#### [Work required]
Can you copy out the data exactly? Leave the images out.
--- Material to process ---
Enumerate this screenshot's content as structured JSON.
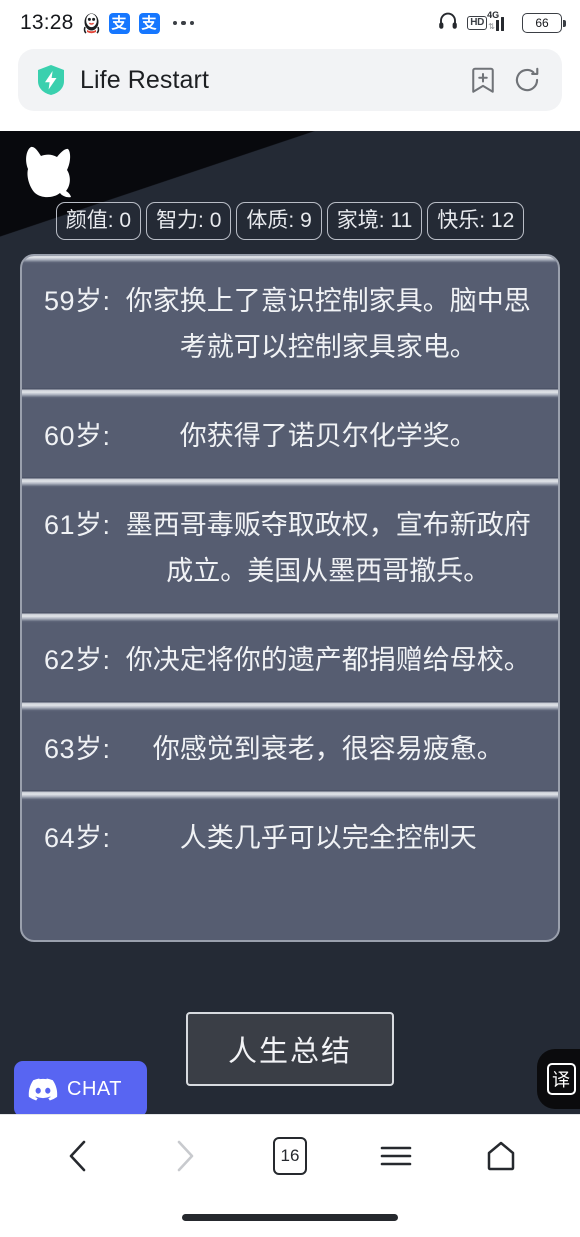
{
  "status_bar": {
    "time": "13:28",
    "icons_left": [
      "qq-icon",
      "alipay-icon",
      "alipay-icon",
      "more-dots-icon"
    ],
    "alipay_glyph": "支",
    "network_type": "4G",
    "hd_label": "HD",
    "battery_percent": "66",
    "icons_right": [
      "headphone-icon",
      "hd-icon",
      "signal-icon",
      "battery-icon"
    ]
  },
  "browser": {
    "site_title": "Life Restart",
    "logo": "shield-bolt-icon",
    "logo_color": "#3ad0ae",
    "actions": [
      {
        "name": "bookmark-add-icon"
      },
      {
        "name": "refresh-icon"
      }
    ]
  },
  "game": {
    "background_color": "#242a35",
    "panel_color": "#565d71",
    "avatar_icon": "cat-silhouette-icon",
    "stats": [
      {
        "label": "颜值",
        "value": "0",
        "text": "颜值: 0"
      },
      {
        "label": "智力",
        "value": "0",
        "text": "智力: 0"
      },
      {
        "label": "体质",
        "value": "9",
        "text": "体质: 9"
      },
      {
        "label": "家境",
        "value": "11",
        "text": "家境: 11"
      },
      {
        "label": "快乐",
        "value": "12",
        "text": "快乐: 12"
      }
    ],
    "events": [
      {
        "age": "59岁:",
        "text": "你家换上了意识控制家具。脑中思考就可以控制家具家电。"
      },
      {
        "age": "60岁:",
        "text": "你获得了诺贝尔化学奖。"
      },
      {
        "age": "61岁:",
        "text": "墨西哥毒贩夺取政权，宣布新政府成立。美国从墨西哥撤兵。"
      },
      {
        "age": "62岁:",
        "text": "你决定将你的遗产都捐赠给母校。"
      },
      {
        "age": "63岁:",
        "text": "你感觉到衰老，很容易疲惫。"
      },
      {
        "age": "64岁:",
        "text": "人类几乎可以完全控制天"
      }
    ],
    "summary_button": "人生总结",
    "discord_button": "CHAT",
    "translate_button": "译"
  },
  "bottom_nav": {
    "back": "back-arrow-icon",
    "forward": "forward-arrow-icon",
    "tab_count": "16",
    "menu": "hamburger-menu-icon",
    "home": "home-icon"
  }
}
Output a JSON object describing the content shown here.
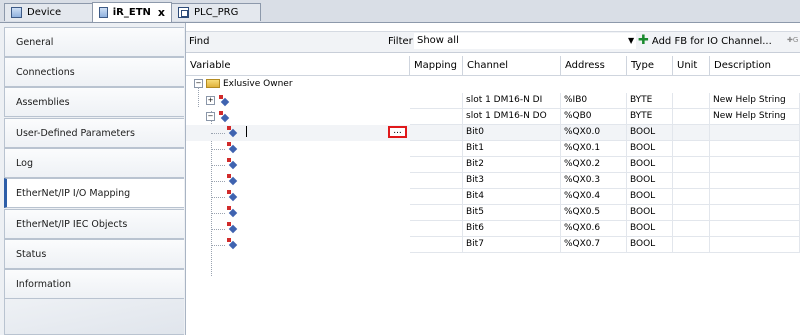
---
#### [Finished exercise]
Enumerate this screenshot's content as structured JSON.
{
  "status_bar": {
    "time": "13:28",
    "icons_left": [
      "qq-icon",
      "alipay-icon",
      "alipay-icon",
      "more-dots-icon"
    ],
    "alipay_glyph": "支",
    "network_type": "4G",
    "hd_label": "HD",
    "battery_percent": "66",
    "icons_right": [
      "headphone-icon",
      "hd-icon",
      "signal-icon",
      "battery-icon"
    ]
  },
  "browser": {
    "site_title": "Life Restart",
    "logo": "shield-bolt-icon",
    "logo_color": "#3ad0ae",
    "actions": [
      {
        "name": "bookmark-add-icon"
      },
      {
        "name": "refresh-icon"
      }
    ]
  },
  "game": {
    "background_color": "#242a35",
    "panel_color": "#565d71",
    "avatar_icon": "cat-silhouette-icon",
    "stats": [
      {
        "label": "颜值",
        "value": "0",
        "text": "颜值: 0"
      },
      {
        "label": "智力",
        "value": "0",
        "text": "智力: 0"
      },
      {
        "label": "体质",
        "value": "9",
        "text": "体质: 9"
      },
      {
        "label": "家境",
        "value": "11",
        "text": "家境: 11"
      },
      {
        "label": "快乐",
        "value": "12",
        "text": "快乐: 12"
      }
    ],
    "events": [
      {
        "age": "59岁:",
        "text": "你家换上了意识控制家具。脑中思考就可以控制家具家电。"
      },
      {
        "age": "60岁:",
        "text": "你获得了诺贝尔化学奖。"
      },
      {
        "age": "61岁:",
        "text": "墨西哥毒贩夺取政权，宣布新政府成立。美国从墨西哥撤兵。"
      },
      {
        "age": "62岁:",
        "text": "你决定将你的遗产都捐赠给母校。"
      },
      {
        "age": "63岁:",
        "text": "你感觉到衰老，很容易疲惫。"
      },
      {
        "age": "64岁:",
        "text": "人类几乎可以完全控制天"
      }
    ],
    "summary_button": "人生总结",
    "discord_button": "CHAT",
    "translate_button": "译"
  },
  "bottom_nav": {
    "back": "back-arrow-icon",
    "forward": "forward-arrow-icon",
    "tab_count": "16",
    "menu": "hamburger-menu-icon",
    "home": "home-icon"
  }
}
Output a JSON object describing the content shown here.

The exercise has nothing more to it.